Brief -
In the records below, locate the line containing "What does this", then extract it and all following lines exactly, ending with the last line.

Given records -
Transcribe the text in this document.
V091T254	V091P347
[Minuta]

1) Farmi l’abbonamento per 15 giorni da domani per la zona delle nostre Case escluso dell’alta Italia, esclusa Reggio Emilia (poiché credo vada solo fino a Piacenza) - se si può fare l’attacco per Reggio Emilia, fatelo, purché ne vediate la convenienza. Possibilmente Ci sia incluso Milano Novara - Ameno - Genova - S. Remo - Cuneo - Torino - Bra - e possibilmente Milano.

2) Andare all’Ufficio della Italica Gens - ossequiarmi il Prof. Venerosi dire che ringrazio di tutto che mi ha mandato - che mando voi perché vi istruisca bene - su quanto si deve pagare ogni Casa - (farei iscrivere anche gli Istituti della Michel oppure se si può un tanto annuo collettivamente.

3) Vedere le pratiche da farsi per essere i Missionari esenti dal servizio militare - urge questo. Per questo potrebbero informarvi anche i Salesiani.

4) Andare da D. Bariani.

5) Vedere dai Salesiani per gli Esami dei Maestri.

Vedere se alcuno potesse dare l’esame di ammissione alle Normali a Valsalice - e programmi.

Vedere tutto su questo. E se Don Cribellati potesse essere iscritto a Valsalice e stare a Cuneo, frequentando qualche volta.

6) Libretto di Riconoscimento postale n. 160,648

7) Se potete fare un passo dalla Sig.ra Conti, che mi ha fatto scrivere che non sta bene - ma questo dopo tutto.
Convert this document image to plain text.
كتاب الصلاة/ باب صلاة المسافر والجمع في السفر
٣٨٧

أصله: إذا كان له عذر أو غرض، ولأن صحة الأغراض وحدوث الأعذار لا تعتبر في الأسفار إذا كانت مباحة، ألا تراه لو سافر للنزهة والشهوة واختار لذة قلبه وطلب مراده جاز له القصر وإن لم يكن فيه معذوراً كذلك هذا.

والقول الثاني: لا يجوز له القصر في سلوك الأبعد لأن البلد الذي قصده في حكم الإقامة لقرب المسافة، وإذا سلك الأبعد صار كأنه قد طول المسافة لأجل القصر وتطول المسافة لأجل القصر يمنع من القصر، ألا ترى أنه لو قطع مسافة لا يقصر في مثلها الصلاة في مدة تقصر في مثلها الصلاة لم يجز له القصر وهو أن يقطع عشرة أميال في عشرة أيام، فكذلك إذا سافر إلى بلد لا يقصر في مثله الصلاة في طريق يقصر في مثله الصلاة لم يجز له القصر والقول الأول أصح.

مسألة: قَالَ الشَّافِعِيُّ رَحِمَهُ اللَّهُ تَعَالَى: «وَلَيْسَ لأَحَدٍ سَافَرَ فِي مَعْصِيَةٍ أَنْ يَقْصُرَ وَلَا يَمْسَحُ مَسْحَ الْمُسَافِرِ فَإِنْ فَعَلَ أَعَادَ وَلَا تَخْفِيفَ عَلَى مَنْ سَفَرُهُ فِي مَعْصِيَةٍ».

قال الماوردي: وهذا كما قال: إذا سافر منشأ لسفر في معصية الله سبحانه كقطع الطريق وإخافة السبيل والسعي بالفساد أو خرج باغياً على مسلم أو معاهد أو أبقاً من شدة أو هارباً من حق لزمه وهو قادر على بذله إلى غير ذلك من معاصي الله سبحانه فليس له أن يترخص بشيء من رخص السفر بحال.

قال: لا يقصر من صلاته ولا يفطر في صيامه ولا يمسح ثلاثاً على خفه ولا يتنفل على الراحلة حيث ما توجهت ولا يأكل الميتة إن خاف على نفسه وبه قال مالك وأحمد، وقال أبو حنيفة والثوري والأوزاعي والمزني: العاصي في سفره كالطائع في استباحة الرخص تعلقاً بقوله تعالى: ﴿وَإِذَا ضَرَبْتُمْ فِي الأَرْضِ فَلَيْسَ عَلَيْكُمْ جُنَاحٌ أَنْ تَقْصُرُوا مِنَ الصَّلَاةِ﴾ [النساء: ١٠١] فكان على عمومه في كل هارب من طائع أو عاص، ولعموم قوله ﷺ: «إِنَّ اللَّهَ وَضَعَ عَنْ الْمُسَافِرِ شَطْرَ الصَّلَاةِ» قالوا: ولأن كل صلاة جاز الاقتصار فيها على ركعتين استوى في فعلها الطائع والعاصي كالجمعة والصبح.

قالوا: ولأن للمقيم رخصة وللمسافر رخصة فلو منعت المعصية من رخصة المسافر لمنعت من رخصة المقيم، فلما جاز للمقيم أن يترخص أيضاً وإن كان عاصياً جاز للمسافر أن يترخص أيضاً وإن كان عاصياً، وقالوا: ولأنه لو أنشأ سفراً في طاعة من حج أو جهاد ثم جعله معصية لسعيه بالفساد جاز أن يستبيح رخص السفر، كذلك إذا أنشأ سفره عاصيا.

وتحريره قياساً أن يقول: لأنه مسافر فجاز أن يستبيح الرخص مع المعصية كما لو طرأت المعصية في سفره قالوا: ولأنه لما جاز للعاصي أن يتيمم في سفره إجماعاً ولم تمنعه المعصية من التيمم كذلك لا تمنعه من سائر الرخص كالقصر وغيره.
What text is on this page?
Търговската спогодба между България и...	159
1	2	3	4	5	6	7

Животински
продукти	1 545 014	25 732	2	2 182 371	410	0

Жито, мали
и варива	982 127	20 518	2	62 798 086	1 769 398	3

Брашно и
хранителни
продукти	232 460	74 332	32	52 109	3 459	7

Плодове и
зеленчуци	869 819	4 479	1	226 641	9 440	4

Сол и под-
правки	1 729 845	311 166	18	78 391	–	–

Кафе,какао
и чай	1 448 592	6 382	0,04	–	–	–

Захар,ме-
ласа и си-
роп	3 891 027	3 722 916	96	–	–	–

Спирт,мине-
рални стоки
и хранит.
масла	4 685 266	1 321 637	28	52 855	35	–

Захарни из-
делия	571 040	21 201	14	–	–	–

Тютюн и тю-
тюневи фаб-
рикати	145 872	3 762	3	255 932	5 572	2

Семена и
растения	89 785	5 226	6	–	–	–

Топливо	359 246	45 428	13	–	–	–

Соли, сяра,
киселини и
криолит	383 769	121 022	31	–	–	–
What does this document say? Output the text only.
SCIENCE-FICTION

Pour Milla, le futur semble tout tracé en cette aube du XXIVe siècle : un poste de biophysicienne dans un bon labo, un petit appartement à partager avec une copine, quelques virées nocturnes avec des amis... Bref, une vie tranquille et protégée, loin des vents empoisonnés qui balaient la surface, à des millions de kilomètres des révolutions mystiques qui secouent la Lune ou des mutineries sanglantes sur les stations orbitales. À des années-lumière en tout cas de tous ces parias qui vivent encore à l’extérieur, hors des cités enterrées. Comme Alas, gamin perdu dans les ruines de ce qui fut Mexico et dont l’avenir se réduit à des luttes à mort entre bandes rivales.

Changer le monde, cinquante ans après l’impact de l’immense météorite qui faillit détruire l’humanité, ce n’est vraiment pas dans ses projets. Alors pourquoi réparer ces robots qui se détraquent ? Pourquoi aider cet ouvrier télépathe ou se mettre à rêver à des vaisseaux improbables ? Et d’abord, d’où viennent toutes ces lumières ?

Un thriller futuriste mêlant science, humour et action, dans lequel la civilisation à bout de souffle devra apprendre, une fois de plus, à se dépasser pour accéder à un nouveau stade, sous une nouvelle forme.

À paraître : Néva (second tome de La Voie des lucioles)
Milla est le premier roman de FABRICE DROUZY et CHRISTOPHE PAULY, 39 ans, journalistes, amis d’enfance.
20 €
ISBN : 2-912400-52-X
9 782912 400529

Solution to the exercise -
What does this document say? Output the text only.
SCIENCE-FICTION

Pour Milla, le futur semble tout tracé en cette aube du XXIVe siècle : un poste de biophysicienne dans un bon labo, un petit appartement à partager avec une copine, quelques virées nocturnes avec des amis... Bref, une vie tranquille et protégée, loin des vents empoisonnés qui balaient la surface, à des millions de kilomètres des révolutions mystiques qui secouent la Lune ou des mutineries sanglantes sur les stations orbitales. À des années-lumière en tout cas de tous ces parias qui vivent encore à l’extérieur, hors des cités enterrées. Comme Alas, gamin perdu dans les ruines de ce qui fut Mexico et dont l’avenir se réduit à des luttes à mort entre bandes rivales.

Changer le monde, cinquante ans après l’impact de l’immense météorite qui faillit détruire l’humanité, ce n’est vraiment pas dans ses projets. Alors pourquoi réparer ces robots qui se détraquent ? Pourquoi aider cet ouvrier télépathe ou se mettre à rêver à des vaisseaux improbables ? Et d’abord, d’où viennent toutes ces lumières ?

Un thriller futuriste mêlant science, humour et action, dans lequel la civilisation à bout de souffle devra apprendre, une fois de plus, à se dépasser pour accéder à un nouveau stade, sous une nouvelle forme.

À paraître : Néva (second tome de La Voie des lucioles)
Milla est le premier roman de FABRICE DROUZY et CHRISTOPHE PAULY, 39 ans, journalistes, amis d’enfance.
20 €
ISBN : 2-912400-52-X
9 782912 400529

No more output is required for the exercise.